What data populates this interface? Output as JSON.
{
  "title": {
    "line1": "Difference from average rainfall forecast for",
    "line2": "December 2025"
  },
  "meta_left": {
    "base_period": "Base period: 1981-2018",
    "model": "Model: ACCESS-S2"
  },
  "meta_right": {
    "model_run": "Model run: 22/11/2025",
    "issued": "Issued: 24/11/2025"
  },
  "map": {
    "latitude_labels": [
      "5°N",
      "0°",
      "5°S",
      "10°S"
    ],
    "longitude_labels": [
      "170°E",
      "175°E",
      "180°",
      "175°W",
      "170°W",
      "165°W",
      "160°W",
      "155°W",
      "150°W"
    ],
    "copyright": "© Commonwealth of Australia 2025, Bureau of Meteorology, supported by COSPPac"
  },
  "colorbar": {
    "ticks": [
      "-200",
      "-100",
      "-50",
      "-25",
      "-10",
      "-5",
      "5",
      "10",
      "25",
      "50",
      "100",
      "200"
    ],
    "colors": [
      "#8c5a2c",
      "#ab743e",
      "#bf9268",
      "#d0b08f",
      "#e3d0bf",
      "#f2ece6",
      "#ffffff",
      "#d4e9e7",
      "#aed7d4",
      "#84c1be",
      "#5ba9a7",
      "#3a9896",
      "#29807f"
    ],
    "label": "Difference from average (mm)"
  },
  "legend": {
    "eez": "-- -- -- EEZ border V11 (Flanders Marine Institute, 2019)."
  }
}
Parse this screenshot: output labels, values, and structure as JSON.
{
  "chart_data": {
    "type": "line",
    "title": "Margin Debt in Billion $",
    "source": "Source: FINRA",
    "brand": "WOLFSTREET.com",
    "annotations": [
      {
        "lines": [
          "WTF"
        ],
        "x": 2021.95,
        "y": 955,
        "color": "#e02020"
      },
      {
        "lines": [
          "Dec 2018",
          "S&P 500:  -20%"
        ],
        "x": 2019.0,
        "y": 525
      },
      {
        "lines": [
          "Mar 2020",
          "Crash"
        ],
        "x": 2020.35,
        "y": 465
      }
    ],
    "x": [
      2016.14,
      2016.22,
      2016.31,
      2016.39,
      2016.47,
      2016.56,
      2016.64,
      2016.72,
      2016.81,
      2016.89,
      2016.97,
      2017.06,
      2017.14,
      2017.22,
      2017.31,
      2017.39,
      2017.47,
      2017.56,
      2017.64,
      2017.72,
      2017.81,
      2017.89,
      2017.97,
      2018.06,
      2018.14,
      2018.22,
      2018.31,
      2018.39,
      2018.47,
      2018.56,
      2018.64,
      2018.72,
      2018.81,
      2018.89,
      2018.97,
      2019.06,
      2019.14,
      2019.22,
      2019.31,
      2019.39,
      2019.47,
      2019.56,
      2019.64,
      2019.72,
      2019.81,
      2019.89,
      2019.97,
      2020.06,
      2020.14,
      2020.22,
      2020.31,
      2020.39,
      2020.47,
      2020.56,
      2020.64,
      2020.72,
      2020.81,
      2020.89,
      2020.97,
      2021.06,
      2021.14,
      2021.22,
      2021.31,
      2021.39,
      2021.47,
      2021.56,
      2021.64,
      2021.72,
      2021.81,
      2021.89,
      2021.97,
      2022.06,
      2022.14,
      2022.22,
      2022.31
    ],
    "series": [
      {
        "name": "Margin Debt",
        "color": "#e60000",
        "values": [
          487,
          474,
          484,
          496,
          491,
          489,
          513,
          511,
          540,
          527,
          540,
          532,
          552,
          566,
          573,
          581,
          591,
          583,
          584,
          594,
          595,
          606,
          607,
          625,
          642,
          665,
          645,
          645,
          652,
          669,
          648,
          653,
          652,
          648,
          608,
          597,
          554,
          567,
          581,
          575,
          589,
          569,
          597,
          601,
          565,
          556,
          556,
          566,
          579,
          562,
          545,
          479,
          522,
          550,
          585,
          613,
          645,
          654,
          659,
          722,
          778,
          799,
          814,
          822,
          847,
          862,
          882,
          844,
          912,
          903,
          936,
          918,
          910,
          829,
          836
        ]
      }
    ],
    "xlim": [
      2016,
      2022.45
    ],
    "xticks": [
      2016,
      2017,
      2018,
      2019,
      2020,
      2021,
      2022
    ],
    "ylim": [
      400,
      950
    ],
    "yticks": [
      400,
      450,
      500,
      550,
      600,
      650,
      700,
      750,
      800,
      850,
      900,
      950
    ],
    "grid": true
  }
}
──────────────────────────────
In the entries above, identify every line with the word "Debt". Copy those lines.

    "title": "Margin Debt in Billion $",
        "name": "Margin Debt",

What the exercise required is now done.